● **INSTRUCTION**:
Provide the data again in its entirety, exactly as given.

(Collected data entries)
•••
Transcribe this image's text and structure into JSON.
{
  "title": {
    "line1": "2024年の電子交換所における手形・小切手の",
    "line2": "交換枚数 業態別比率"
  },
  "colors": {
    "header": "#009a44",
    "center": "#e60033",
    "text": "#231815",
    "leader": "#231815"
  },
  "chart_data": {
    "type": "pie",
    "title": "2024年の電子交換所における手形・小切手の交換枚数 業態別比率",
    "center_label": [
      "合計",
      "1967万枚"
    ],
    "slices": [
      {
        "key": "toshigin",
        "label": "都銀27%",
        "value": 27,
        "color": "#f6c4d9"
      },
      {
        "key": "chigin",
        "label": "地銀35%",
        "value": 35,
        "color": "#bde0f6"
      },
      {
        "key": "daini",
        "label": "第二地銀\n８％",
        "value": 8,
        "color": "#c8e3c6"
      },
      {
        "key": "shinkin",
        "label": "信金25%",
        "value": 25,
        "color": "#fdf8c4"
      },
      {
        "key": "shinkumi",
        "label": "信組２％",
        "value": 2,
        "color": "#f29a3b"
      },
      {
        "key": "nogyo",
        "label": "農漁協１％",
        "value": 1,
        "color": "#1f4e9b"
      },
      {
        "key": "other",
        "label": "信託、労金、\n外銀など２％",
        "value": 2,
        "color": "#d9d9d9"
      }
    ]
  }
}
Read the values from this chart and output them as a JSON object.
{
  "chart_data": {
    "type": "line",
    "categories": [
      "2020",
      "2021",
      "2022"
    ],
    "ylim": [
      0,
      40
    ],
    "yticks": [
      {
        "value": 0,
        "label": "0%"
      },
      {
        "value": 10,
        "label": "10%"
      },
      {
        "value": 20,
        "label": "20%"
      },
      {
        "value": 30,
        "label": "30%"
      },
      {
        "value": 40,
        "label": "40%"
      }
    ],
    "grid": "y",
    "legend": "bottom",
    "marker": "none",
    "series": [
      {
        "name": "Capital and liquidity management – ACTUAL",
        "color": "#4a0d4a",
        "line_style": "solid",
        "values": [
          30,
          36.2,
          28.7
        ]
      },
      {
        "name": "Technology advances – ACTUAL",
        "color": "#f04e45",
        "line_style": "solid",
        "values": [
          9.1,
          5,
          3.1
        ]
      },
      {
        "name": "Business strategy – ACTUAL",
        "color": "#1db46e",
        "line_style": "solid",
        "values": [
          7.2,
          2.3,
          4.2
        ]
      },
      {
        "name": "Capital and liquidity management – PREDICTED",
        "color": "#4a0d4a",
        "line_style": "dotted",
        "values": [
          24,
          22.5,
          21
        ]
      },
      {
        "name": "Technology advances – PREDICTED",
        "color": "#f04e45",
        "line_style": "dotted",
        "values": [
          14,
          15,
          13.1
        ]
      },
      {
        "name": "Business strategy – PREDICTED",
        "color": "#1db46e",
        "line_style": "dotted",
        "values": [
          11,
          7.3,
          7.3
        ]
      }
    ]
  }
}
•••
● **ANSWER IN FULL**:
Transcribe this image's text and structure into JSON.
{
  "title": {
    "line1": "2024年の電子交換所における手形・小切手の",
    "line2": "交換枚数 業態別比率"
  },
  "colors": {
    "header": "#009a44",
    "center": "#e60033",
    "text": "#231815",
    "leader": "#231815"
  },
  "chart_data": {
    "type": "pie",
    "title": "2024年の電子交換所における手形・小切手の交換枚数 業態別比率",
    "center_label": [
      "合計",
      "1967万枚"
    ],
    "slices": [
      {
        "key": "toshigin",
        "label": "都銀27%",
        "value": 27,
        "color": "#f6c4d9"
      },
      {
        "key": "chigin",
        "label": "地銀35%",
        "value": 35,
        "color": "#bde0f6"
      },
      {
        "key": "daini",
        "label": "第二地銀\n８％",
        "value": 8,
        "color": "#c8e3c6"
      },
      {
        "key": "shinkin",
        "label": "信金25%",
        "value": 25,
        "color": "#fdf8c4"
      },
      {
        "key": "shinkumi",
        "label": "信組２％",
        "value": 2,
        "color": "#f29a3b"
      },
      {
        "key": "nogyo",
        "label": "農漁協１％",
        "value": 1,
        "color": "#1f4e9b"
      },
      {
        "key": "other",
        "label": "信託、労金、\n外銀など２％",
        "value": 2,
        "color": "#d9d9d9"
      }
    ]
  }
}
Read the values from this chart and output them as a JSON object.
{
  "chart_data": {
    "type": "line",
    "categories": [
      "2020",
      "2021",
      "2022"
    ],
    "ylim": [
      0,
      40
    ],
    "yticks": [
      {
        "value": 0,
        "label": "0%"
      },
      {
        "value": 10,
        "label": "10%"
      },
      {
        "value": 20,
        "label": "20%"
      },
      {
        "value": 30,
        "label": "30%"
      },
      {
        "value": 40,
        "label": "40%"
      }
    ],
    "grid": "y",
    "legend": "bottom",
    "marker": "none",
    "series": [
      {
        "name": "Capital and liquidity management – ACTUAL",
        "color": "#4a0d4a",
        "line_style": "solid",
        "values": [
          30,
          36.2,
          28.7
        ]
      },
      {
        "name": "Technology advances – ACTUAL",
        "color": "#f04e45",
        "line_style": "solid",
        "values": [
          9.1,
          5,
          3.1
        ]
      },
      {
        "name": "Business strategy – ACTUAL",
        "color": "#1db46e",
        "line_style": "solid",
        "values": [
          7.2,
          2.3,
          4.2
        ]
      },
      {
        "name": "Capital and liquidity management – PREDICTED",
        "color": "#4a0d4a",
        "line_style": "dotted",
        "values": [
          24,
          22.5,
          21
        ]
      },
      {
        "name": "Technology advances – PREDICTED",
        "color": "#f04e45",
        "line_style": "dotted",
        "values": [
          14,
          15,
          13.1
        ]
      },
      {
        "name": "Business strategy – PREDICTED",
        "color": "#1db46e",
        "line_style": "dotted",
        "values": [
          11,
          7.3,
          7.3
        ]
      }
    ]
  }
}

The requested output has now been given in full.